▶ **What to produce**: Pick out the lines below that contain the string "před" and copy them all.

▶ **Dataset content**:
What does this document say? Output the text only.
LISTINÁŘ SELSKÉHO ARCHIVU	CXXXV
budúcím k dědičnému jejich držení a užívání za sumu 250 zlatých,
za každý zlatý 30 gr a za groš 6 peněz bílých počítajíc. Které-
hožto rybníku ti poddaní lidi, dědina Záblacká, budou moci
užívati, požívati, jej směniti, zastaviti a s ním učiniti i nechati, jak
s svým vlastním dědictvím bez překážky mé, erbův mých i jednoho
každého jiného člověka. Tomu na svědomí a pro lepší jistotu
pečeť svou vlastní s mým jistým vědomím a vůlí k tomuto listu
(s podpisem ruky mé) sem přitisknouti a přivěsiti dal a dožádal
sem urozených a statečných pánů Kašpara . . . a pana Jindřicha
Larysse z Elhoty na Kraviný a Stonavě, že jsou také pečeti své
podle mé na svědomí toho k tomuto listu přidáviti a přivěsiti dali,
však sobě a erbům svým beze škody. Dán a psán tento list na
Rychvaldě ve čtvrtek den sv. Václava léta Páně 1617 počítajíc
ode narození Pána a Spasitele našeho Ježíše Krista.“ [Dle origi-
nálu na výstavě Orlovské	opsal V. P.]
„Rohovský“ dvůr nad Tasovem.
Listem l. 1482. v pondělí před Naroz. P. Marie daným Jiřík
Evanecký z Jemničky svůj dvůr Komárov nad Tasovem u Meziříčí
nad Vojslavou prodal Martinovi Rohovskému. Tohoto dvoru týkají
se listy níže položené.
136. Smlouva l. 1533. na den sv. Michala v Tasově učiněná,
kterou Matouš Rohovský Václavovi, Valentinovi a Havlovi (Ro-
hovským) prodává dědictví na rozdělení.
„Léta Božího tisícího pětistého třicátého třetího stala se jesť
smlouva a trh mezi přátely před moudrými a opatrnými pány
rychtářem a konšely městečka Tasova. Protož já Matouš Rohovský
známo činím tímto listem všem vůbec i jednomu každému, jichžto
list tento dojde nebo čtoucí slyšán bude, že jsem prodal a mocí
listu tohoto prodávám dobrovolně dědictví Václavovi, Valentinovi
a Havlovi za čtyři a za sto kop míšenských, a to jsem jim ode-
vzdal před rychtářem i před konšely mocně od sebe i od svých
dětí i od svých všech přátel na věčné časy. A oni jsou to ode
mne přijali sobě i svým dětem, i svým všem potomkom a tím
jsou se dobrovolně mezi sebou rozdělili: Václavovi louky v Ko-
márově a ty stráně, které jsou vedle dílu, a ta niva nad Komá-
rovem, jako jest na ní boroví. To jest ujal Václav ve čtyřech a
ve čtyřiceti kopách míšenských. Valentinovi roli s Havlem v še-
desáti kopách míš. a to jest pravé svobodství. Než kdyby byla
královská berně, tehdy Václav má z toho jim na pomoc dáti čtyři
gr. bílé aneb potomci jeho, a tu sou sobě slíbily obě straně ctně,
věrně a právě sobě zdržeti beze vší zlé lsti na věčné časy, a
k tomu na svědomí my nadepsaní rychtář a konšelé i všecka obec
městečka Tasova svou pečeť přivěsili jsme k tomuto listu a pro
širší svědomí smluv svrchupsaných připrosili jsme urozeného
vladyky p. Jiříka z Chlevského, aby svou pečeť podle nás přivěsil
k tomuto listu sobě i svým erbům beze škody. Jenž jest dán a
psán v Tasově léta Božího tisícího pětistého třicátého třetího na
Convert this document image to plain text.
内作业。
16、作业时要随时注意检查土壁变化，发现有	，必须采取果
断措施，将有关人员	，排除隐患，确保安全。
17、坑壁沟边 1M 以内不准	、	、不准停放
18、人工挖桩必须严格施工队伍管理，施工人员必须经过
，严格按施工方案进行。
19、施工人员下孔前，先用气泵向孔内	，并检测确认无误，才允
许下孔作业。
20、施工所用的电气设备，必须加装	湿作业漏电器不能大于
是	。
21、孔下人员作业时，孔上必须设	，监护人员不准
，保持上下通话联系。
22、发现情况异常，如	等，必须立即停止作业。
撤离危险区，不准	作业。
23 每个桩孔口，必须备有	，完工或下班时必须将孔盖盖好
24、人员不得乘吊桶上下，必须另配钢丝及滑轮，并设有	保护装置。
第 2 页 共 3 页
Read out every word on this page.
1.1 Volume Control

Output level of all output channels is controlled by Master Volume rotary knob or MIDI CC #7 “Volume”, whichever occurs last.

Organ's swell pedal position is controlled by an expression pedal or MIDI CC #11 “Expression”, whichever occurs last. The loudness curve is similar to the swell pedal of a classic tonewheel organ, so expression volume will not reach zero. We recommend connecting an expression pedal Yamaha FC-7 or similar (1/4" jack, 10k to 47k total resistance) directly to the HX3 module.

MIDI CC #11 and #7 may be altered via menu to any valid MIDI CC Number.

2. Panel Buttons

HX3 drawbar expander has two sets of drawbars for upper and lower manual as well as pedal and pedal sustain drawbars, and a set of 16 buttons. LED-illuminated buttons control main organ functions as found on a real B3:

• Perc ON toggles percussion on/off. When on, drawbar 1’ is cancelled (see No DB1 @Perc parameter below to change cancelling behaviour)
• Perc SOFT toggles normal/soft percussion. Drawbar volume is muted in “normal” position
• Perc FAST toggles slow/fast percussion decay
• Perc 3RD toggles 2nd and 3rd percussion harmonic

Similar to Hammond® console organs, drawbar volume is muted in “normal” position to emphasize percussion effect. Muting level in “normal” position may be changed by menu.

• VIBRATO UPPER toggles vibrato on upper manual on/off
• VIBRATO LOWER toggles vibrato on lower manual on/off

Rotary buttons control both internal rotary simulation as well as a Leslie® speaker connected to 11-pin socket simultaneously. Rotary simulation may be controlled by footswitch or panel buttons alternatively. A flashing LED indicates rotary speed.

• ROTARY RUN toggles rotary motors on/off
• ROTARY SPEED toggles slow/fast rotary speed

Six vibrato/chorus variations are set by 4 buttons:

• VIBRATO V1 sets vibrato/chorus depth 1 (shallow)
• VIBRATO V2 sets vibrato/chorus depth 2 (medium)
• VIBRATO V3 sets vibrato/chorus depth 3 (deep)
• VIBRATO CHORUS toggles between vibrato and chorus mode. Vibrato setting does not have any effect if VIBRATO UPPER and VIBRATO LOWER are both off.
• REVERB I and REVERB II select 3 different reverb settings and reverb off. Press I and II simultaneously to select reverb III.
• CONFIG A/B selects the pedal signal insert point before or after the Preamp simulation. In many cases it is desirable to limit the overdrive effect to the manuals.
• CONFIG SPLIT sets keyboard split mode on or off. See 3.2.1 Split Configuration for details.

▶ **Answer in full**:
Listem l. 1482. v pondělí před Naroz. P. Marie daným Jiřík
smlouva a trh mezi přátely před moudrými a opatrnými pány
vzdal před rychtářem i před konšely mocně od sebe i od svých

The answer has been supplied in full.